▸ **WORK INSTRUCTIONS**:
A. Answer these questions from the text on working remotely, one line per answer, marked (i) to (iii):
(i) For how many years has the writer worked remotely?
(ii) Which two online meeting services does the writer ask readers to be patient with?
(iii) What drink does the writer load up on before sitting in a meeting for several hours?
B. Name every online service or website mentioned by name in the text on working remotely.
C. From the text on working remotely, reproduce the passage that begins at the words "If working with" and ends after "in the background.".

▸ **PROVIDED TEXT**:
*** Begin section ***
I’ve worked remotely for the past 20 years, and work out of a brick and mortar building just outside of Atlanta. Inside that building, our group has its own office, complete with a locking door and everything. When all of us are there together it’s rare that we all sit in that office. Normally we each find a vacant conference room and work from there.

If working with remote workers is new to you please keep a few things in mind.

  • More than likely you’ll be interfacing with people that are also working from home for the first. Be aware that you will hear kids crying and dogs barking in the background.
  • Be patient with on-line meeting services like Zoom and GoToMeeting as they will be overloaded with traffic. And unfortunately, PornHub nor YouPorn is the connectivity backbone for your meetings, or maybe it is.

In all seriousness here are a few tips that might help you transition into being a remote worker.

  • Act like you’re going to the office. Keep your morning routine and change out of you pajamas!
  • Act like you’re at the office. Have a start time, end time and make sure you break for lunch. It’s taken me years to perfect my routine.
  • Have a dedicated workspace just like you’re at the office. Make sure there are enough outlets for your PC, phone charger and whatever else you need to power. Do not work from your BED.
  • Breaks, you need to take them and it’s real easy to work right through them. Use your phone or online site to set an alarm. This is especially true if your dedicated workspace is the kitchen table. Those chairs aren’t designed to be sat in hour after hour. I have a standup desk at home. At first I thought I’d be exhausted by the end of the day, but just the opposite. If I have to sit in a meeting for several hours, you can bet that I’ll be loading up on Monster Energy drink beforehand.
*** End section ***
▸ **RECORDS**:
*** Begin section ***
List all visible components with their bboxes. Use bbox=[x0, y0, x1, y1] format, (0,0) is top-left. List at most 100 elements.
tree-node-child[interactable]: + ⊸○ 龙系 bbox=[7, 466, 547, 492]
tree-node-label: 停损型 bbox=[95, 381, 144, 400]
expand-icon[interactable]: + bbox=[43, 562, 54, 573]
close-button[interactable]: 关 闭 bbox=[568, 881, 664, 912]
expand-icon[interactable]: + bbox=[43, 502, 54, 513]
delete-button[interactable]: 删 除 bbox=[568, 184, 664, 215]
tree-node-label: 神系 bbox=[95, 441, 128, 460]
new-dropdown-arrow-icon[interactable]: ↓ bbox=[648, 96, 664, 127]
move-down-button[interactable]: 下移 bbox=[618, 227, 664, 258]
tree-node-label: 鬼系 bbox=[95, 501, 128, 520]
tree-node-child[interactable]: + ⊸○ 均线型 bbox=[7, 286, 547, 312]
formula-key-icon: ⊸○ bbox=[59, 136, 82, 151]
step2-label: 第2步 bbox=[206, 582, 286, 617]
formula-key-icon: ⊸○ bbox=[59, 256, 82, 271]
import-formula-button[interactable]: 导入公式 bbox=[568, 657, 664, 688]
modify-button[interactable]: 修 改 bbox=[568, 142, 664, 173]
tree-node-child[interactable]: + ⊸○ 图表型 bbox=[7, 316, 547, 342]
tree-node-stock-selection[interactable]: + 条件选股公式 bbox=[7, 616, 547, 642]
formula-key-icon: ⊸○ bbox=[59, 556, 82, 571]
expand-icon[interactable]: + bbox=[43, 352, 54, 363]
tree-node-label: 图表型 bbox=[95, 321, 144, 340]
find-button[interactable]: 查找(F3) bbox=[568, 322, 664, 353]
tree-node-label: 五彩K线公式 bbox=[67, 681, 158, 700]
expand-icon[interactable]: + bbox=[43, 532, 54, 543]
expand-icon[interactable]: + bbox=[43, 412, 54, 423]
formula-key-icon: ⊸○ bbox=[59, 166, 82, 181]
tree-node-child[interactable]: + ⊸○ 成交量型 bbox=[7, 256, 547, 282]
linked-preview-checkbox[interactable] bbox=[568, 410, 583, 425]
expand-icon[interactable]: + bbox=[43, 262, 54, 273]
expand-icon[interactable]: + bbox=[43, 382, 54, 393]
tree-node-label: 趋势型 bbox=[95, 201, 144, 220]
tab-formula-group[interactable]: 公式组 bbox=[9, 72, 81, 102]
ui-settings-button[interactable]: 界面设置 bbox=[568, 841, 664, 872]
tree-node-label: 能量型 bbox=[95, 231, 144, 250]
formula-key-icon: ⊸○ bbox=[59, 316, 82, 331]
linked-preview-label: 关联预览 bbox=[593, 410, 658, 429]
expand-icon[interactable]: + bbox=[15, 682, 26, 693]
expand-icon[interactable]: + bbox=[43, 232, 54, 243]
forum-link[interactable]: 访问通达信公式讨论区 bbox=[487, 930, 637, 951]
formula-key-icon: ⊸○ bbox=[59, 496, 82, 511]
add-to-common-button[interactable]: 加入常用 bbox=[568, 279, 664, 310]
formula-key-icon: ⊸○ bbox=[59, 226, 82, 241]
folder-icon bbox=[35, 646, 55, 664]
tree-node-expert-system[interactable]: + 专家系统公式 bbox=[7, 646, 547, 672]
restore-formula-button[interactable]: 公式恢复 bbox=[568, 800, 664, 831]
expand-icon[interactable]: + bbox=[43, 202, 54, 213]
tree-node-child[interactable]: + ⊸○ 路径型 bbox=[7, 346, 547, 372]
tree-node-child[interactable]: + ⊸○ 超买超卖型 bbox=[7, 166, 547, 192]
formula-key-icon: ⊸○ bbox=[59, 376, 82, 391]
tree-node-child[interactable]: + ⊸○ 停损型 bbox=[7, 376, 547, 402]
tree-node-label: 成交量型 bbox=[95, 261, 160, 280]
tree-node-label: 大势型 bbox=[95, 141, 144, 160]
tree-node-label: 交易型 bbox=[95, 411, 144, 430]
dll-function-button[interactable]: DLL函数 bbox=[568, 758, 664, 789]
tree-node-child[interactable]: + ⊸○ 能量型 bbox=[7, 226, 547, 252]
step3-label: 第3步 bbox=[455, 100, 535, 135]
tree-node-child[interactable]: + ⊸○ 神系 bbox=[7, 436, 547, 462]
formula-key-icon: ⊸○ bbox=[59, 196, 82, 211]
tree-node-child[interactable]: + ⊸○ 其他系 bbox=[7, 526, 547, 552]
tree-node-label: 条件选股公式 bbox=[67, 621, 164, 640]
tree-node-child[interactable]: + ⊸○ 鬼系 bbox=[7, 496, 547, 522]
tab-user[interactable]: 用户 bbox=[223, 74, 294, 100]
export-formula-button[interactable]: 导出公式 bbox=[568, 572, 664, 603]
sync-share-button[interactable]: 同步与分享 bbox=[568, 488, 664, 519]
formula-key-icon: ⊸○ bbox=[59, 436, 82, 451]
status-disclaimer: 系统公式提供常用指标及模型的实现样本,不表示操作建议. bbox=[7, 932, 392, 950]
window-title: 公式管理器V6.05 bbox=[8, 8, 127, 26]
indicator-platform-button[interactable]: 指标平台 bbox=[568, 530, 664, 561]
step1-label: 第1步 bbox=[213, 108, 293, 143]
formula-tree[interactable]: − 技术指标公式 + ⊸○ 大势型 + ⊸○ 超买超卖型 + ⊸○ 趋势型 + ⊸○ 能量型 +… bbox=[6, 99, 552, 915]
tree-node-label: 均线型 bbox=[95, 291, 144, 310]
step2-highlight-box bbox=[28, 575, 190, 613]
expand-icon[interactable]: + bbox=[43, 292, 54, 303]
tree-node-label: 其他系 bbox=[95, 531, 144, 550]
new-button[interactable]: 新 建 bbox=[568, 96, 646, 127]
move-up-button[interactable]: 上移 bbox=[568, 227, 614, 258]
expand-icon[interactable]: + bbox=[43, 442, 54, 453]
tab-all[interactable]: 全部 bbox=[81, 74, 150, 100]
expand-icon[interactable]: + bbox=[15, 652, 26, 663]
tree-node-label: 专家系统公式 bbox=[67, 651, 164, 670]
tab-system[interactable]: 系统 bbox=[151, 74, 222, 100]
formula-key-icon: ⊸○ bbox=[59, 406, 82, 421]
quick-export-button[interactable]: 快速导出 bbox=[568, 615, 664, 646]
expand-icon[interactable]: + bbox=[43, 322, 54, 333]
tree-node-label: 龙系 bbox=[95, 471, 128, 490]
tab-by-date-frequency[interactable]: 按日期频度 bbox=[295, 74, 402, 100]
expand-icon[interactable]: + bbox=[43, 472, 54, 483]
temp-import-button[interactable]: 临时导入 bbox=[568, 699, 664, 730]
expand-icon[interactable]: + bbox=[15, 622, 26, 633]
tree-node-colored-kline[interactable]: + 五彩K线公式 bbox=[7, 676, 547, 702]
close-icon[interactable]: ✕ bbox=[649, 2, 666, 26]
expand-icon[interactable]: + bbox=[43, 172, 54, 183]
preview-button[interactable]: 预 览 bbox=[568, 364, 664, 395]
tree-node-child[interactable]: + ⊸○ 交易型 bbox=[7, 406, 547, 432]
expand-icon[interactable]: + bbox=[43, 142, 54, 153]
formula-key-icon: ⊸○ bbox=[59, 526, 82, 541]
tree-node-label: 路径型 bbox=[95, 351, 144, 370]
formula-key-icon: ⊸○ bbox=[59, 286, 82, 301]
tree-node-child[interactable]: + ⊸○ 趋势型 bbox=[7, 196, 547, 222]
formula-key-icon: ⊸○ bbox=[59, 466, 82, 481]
*** End section ***
▸ **EXERCISE ANSWERS**:
A.
(i) 20 years
(ii) Zoom and GoToMeeting
(iii) Monster Energy drink

B. Zoom, GoToMeeting, PornHub, YouPorn

C.
If working with remote workers is new to you please keep a few things in mind.

  • More than likely you’ll be interfacing with people that are also working from home for the first. Be aware that you will hear kids crying and dogs barking in the background.